Required task: Locate all lines with the word "ylabel" and copy them out.
--- Start of Available data ---
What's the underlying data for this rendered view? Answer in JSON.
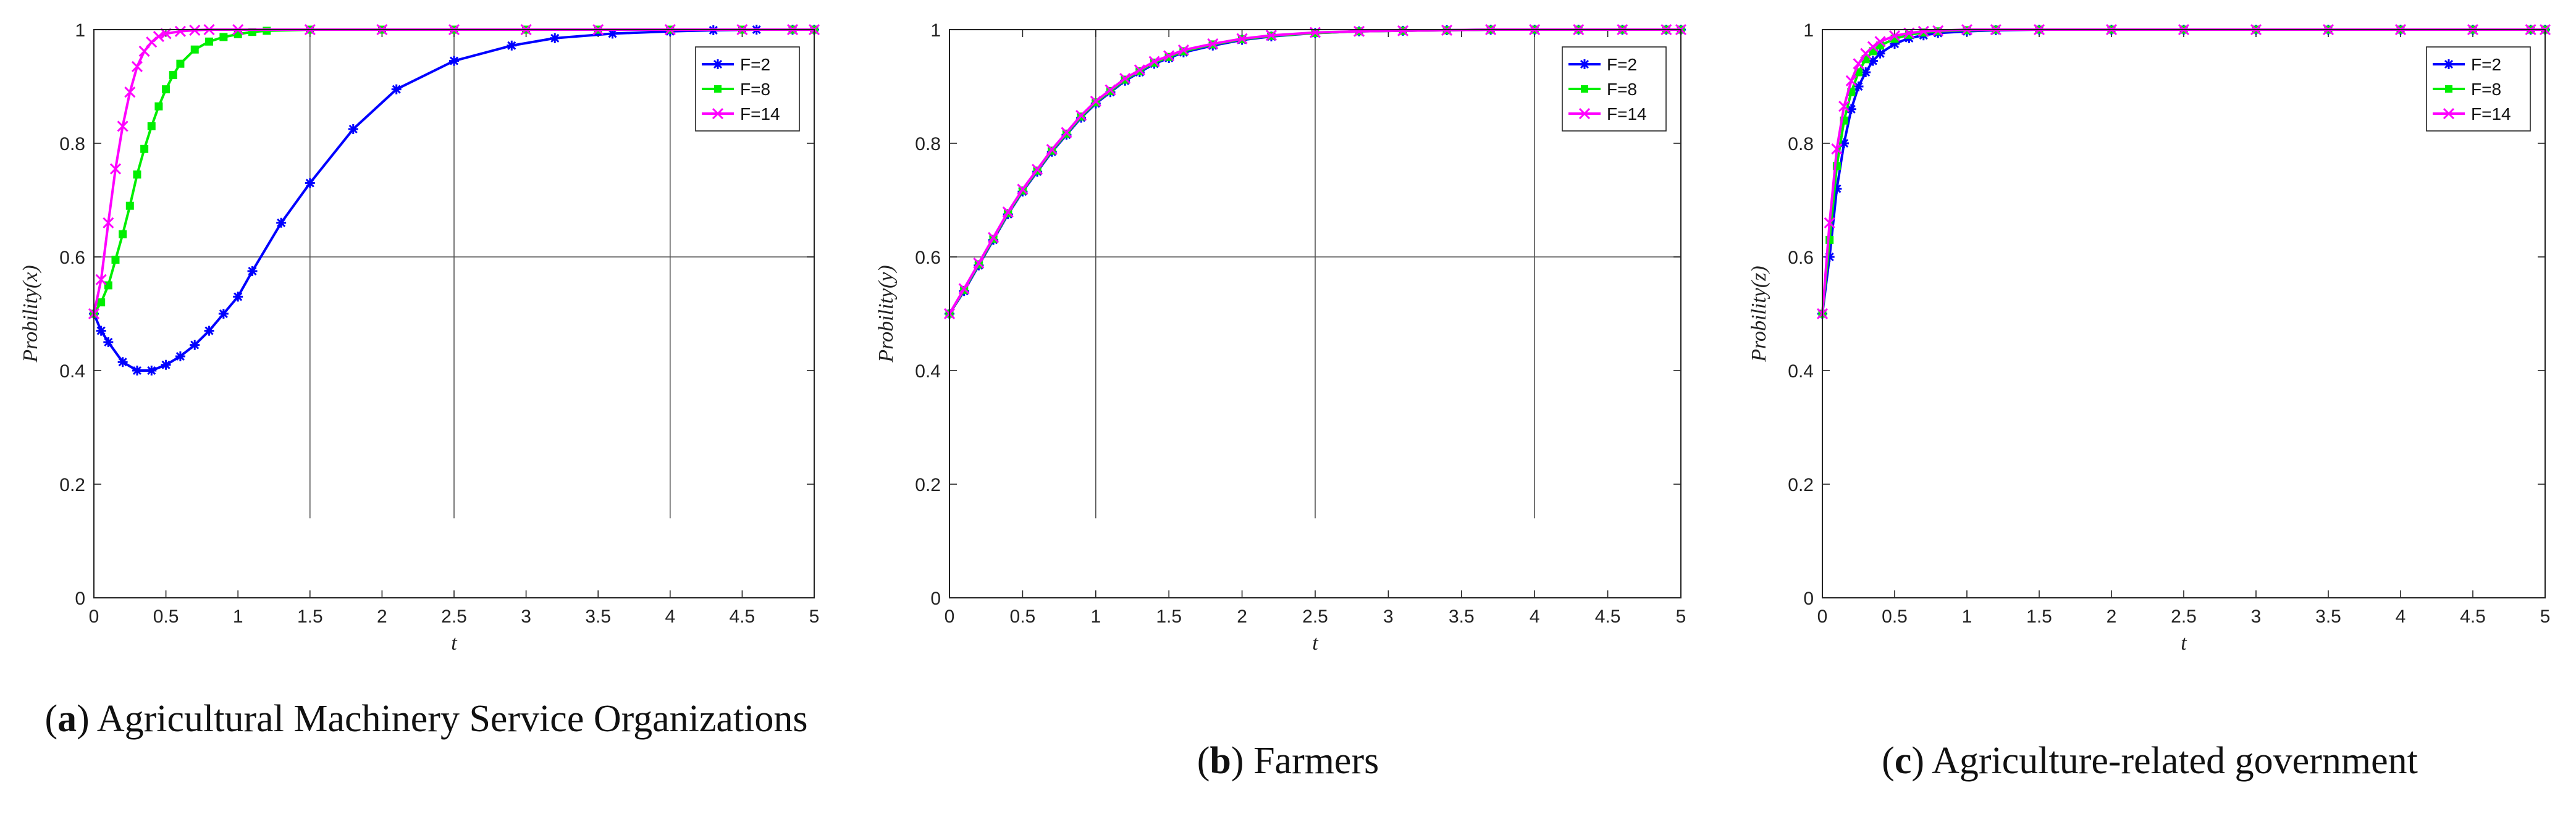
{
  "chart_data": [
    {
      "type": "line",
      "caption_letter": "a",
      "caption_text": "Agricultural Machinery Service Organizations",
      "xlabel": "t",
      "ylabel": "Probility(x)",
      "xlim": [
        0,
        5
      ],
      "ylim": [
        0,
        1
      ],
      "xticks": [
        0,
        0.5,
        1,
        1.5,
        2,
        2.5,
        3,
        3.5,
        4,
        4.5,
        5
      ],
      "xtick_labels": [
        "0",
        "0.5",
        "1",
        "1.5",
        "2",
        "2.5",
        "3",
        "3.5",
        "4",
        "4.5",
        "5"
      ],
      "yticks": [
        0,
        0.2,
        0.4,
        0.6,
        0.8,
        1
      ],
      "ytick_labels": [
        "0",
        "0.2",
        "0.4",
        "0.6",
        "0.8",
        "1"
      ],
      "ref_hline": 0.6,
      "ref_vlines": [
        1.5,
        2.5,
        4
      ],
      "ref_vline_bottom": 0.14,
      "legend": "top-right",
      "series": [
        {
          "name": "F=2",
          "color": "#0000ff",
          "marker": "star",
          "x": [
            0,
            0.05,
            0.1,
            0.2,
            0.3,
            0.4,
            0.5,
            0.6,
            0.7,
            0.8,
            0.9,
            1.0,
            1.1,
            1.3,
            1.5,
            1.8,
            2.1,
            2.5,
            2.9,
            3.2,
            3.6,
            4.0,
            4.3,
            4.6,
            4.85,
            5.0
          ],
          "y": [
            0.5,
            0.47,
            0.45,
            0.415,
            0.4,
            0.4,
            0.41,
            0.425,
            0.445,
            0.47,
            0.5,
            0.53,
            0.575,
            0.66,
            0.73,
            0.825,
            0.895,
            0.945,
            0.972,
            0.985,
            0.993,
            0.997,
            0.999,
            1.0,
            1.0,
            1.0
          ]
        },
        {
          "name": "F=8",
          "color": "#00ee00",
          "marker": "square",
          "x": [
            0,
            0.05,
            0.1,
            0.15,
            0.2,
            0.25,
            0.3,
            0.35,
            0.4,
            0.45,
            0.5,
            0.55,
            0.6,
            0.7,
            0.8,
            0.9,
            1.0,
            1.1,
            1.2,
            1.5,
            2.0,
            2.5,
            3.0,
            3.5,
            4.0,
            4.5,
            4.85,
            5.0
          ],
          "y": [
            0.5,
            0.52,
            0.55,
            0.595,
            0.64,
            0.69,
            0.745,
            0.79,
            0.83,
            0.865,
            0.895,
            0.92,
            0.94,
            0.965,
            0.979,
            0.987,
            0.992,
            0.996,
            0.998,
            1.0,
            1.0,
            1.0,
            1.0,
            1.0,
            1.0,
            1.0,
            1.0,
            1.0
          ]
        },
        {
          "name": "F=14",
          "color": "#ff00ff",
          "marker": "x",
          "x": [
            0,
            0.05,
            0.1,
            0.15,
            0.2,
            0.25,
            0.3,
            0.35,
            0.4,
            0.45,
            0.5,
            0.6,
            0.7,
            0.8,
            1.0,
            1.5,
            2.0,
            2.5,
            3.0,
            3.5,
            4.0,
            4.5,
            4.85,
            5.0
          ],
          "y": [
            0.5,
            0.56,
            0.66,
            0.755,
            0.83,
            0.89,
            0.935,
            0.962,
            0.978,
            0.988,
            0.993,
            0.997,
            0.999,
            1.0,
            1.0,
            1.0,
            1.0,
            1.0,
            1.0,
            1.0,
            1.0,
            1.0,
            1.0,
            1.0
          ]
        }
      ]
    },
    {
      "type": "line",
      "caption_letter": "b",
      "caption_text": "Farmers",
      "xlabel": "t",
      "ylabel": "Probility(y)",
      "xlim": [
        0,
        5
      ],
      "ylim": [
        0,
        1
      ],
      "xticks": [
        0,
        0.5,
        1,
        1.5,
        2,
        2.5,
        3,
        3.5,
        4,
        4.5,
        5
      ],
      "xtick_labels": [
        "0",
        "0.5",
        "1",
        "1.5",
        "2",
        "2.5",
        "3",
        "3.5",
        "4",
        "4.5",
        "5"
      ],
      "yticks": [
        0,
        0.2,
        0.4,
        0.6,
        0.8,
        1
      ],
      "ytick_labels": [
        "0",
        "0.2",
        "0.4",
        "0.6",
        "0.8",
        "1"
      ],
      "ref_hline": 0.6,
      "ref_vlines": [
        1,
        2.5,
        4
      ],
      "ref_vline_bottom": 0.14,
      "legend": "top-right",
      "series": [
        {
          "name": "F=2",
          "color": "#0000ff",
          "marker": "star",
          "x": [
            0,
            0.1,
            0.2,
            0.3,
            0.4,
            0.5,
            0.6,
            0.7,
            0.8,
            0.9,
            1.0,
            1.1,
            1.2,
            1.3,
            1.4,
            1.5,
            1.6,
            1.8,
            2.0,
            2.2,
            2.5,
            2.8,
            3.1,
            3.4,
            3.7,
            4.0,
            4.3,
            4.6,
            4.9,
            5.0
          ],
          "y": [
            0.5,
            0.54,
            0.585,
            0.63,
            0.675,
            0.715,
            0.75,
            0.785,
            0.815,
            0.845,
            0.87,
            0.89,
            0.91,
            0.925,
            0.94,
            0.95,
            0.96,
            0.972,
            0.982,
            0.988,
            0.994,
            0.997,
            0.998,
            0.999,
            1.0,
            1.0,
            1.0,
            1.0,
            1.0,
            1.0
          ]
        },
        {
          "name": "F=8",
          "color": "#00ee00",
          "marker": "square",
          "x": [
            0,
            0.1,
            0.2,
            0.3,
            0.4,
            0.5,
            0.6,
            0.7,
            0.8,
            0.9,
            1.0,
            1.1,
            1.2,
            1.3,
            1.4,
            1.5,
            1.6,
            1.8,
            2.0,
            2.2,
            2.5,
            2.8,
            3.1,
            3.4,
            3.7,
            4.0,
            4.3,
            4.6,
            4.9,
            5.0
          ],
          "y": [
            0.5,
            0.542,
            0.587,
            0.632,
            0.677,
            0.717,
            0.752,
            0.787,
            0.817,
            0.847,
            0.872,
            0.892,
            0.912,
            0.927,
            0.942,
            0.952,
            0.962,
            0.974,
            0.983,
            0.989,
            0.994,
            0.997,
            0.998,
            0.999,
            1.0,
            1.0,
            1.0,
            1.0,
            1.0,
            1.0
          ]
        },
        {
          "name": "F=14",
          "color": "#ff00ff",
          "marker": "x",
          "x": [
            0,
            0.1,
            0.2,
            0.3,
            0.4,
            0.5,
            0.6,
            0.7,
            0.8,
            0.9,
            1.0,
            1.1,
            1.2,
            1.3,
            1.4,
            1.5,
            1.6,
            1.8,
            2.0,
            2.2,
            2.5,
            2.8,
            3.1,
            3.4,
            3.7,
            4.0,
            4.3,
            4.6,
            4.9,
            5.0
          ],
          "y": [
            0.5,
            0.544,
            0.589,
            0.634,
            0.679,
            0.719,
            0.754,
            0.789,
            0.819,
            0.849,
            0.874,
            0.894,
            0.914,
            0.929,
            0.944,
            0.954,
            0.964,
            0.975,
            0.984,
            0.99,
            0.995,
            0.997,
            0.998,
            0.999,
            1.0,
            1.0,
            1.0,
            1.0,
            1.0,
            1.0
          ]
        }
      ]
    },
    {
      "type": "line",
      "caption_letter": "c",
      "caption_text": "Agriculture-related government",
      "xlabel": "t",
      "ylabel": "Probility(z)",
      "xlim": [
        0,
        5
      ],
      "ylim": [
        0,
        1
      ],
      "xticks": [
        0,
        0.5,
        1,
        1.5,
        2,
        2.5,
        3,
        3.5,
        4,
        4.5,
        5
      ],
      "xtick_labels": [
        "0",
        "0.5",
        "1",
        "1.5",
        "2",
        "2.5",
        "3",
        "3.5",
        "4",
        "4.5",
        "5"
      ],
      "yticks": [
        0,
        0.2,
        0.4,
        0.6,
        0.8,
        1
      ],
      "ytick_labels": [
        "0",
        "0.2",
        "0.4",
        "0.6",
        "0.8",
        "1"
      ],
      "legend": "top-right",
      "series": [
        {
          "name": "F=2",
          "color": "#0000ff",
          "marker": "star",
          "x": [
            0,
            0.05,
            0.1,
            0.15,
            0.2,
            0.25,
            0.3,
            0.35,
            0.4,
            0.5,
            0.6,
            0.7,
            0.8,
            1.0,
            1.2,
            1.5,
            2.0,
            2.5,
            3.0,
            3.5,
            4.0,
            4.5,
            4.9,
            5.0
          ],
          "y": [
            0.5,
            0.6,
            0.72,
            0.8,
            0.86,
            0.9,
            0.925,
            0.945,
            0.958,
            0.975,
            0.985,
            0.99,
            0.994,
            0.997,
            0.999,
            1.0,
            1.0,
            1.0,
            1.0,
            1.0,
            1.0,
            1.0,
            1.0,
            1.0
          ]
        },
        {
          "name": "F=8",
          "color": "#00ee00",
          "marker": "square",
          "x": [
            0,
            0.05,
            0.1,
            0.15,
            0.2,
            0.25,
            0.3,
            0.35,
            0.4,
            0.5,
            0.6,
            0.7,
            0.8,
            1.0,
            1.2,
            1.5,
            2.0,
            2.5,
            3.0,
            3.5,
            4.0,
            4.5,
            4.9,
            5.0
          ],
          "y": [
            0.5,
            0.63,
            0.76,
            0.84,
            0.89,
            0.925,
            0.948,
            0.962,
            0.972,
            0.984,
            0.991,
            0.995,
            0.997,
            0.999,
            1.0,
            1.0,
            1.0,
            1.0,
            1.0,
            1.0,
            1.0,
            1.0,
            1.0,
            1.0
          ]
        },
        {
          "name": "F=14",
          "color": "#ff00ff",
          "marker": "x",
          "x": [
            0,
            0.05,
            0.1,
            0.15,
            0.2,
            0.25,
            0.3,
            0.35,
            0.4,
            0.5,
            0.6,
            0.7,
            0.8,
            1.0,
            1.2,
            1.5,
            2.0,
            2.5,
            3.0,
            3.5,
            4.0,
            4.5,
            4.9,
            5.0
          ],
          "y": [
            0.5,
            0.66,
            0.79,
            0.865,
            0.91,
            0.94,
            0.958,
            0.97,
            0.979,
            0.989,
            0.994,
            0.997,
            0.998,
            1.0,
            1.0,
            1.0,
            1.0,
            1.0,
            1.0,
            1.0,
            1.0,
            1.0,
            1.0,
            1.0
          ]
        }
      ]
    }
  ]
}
--- End of Available data ---
Expected answer:
      "ylabel": "Probility(x)",
      "ylabel": "Probility(y)",
      "ylabel": "Probility(z)",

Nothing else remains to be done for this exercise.